#### Records supplied ####

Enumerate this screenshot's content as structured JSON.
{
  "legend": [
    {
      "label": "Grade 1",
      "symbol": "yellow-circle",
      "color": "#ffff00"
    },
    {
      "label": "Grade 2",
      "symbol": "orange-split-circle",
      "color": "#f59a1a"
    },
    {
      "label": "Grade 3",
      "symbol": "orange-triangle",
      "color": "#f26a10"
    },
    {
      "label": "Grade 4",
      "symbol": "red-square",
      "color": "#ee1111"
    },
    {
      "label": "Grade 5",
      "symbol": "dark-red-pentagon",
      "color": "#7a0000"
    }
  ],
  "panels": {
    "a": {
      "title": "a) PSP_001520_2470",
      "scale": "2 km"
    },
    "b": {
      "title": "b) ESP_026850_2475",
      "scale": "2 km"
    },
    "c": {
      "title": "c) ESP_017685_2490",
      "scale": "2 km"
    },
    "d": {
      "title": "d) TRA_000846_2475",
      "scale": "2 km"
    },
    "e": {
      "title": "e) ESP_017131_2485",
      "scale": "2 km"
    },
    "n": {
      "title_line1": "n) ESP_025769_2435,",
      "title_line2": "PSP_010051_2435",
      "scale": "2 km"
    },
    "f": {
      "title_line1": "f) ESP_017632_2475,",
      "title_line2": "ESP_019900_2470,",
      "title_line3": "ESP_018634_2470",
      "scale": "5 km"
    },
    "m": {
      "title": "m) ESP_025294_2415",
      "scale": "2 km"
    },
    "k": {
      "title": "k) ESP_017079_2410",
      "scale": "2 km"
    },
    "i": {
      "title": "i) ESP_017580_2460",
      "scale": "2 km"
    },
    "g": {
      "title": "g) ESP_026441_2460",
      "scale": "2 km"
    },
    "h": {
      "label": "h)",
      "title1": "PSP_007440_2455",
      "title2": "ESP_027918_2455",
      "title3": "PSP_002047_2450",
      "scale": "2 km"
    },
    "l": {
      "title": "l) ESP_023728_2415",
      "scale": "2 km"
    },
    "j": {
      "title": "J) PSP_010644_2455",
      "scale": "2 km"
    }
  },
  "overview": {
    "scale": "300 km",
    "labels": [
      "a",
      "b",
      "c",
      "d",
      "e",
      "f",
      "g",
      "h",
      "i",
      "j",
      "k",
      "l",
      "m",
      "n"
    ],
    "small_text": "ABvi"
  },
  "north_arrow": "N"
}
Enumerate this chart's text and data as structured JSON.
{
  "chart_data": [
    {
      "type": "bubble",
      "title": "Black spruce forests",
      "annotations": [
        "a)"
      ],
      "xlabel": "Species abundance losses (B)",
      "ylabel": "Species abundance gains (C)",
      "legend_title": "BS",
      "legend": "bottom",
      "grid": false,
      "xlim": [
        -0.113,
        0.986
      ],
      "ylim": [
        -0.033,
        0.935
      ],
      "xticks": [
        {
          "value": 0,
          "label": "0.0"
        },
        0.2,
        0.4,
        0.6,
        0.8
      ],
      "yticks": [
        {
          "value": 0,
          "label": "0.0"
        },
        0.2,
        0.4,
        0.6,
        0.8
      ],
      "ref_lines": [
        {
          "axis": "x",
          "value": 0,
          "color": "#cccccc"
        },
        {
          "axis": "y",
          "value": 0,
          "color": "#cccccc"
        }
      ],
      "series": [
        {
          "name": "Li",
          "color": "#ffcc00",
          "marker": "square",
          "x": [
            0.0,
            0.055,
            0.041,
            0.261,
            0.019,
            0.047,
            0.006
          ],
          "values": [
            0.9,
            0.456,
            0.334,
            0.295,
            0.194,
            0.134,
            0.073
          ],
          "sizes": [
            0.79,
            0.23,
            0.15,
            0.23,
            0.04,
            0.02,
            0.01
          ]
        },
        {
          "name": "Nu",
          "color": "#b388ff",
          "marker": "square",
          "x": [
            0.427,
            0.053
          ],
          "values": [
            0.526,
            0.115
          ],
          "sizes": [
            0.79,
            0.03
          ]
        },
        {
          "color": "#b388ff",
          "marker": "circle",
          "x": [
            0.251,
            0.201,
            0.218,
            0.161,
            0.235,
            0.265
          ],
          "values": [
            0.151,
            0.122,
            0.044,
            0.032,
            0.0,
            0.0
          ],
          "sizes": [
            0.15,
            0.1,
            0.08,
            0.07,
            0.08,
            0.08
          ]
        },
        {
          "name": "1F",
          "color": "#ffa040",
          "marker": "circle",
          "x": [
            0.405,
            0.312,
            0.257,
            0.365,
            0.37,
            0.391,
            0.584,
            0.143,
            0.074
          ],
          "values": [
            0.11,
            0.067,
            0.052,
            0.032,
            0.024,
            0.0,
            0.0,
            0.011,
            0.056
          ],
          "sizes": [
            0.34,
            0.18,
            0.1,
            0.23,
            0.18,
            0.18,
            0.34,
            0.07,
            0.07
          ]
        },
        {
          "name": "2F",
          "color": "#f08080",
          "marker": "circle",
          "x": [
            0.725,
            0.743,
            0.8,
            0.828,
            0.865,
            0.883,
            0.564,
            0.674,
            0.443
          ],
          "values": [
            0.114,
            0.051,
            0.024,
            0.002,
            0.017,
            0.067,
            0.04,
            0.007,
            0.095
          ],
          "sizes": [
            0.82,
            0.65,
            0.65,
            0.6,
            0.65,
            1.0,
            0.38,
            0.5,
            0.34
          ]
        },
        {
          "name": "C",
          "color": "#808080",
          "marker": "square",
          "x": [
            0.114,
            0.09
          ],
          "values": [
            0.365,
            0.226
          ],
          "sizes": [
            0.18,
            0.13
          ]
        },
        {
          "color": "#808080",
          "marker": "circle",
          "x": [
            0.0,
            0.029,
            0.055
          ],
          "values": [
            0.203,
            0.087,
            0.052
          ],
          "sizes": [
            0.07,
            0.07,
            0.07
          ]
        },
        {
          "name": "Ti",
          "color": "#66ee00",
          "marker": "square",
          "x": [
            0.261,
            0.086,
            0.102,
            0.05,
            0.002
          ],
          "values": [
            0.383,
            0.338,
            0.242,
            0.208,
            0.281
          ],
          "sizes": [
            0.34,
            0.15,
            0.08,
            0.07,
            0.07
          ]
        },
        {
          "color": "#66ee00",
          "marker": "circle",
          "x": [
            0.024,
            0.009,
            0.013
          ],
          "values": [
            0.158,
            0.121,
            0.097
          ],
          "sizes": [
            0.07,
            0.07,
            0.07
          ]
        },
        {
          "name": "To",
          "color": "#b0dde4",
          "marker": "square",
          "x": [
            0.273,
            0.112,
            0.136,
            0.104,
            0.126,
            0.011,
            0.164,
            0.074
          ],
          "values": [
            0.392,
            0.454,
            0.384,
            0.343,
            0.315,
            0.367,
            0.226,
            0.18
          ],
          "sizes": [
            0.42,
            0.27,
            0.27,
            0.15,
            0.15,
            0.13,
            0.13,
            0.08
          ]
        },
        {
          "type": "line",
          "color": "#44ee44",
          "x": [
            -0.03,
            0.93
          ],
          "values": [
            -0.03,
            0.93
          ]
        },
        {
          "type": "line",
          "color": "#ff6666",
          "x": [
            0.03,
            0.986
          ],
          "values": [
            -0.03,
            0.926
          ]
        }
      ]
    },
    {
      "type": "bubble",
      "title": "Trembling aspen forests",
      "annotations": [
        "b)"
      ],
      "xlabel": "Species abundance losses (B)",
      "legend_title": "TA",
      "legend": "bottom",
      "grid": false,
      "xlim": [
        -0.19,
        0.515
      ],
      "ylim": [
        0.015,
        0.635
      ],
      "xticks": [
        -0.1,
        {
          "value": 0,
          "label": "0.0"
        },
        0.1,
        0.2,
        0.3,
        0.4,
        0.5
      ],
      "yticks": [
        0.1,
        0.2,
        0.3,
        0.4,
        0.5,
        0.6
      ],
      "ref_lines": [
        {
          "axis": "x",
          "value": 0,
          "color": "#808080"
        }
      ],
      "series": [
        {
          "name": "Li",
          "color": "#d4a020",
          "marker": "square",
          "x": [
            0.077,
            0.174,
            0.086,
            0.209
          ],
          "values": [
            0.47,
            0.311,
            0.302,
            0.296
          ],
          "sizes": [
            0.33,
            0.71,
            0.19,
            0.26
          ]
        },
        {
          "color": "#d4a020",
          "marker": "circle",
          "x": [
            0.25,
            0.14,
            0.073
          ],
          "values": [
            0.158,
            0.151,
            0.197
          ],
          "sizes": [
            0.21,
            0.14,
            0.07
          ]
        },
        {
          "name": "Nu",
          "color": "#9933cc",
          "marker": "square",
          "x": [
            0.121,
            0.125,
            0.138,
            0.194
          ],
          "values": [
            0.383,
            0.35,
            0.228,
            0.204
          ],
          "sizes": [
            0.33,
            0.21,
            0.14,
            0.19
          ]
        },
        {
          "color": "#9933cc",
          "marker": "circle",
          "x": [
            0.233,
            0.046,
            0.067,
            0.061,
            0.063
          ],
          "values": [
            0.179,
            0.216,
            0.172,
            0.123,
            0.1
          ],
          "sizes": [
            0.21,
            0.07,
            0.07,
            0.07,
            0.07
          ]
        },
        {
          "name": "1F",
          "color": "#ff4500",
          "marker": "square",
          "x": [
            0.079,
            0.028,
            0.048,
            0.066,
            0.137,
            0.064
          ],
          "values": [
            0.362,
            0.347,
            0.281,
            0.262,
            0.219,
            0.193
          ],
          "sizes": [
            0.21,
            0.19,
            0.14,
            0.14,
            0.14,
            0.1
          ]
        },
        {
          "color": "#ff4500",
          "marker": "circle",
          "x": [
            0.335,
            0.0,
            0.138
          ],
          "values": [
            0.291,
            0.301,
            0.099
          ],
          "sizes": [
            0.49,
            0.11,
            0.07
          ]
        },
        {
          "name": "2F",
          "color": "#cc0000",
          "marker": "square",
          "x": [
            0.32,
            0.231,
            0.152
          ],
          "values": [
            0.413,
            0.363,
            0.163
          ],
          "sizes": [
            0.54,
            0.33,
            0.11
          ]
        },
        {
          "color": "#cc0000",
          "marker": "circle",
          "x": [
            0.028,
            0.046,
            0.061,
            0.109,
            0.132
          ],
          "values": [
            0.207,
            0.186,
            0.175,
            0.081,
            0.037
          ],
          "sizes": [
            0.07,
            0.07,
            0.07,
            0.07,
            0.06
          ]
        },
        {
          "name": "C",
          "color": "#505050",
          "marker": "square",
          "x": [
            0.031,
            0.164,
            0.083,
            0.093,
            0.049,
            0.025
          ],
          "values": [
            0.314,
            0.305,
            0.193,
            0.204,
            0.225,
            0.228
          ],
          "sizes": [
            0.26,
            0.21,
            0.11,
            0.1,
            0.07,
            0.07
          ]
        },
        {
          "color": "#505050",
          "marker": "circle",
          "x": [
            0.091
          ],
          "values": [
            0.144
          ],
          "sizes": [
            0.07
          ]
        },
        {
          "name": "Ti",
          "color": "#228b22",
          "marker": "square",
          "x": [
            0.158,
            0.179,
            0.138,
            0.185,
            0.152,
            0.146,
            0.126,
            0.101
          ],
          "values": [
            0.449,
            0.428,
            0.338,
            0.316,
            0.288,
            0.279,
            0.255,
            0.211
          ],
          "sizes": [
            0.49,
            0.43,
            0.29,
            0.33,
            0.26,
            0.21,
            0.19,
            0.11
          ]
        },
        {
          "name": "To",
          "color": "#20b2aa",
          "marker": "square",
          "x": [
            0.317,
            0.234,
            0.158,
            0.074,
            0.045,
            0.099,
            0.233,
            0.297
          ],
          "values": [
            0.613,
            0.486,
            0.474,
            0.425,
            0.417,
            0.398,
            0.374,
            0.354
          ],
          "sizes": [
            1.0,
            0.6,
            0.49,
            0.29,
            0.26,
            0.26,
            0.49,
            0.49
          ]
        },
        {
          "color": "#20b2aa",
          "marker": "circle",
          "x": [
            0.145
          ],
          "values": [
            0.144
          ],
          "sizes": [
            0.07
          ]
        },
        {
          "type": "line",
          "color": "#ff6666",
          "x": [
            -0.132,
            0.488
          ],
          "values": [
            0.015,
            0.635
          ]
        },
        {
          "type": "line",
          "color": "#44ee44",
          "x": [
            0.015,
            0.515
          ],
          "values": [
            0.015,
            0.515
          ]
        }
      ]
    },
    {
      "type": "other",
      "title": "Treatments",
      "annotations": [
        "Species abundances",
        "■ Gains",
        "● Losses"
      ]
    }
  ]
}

####

# Work required
Search the data for "Grade". Copy every matching line.

# Answer to this exercise
      "label": "Grade 1",
      "label": "Grade 2",
      "label": "Grade 3",
      "label": "Grade 4",
      "label": "Grade 5",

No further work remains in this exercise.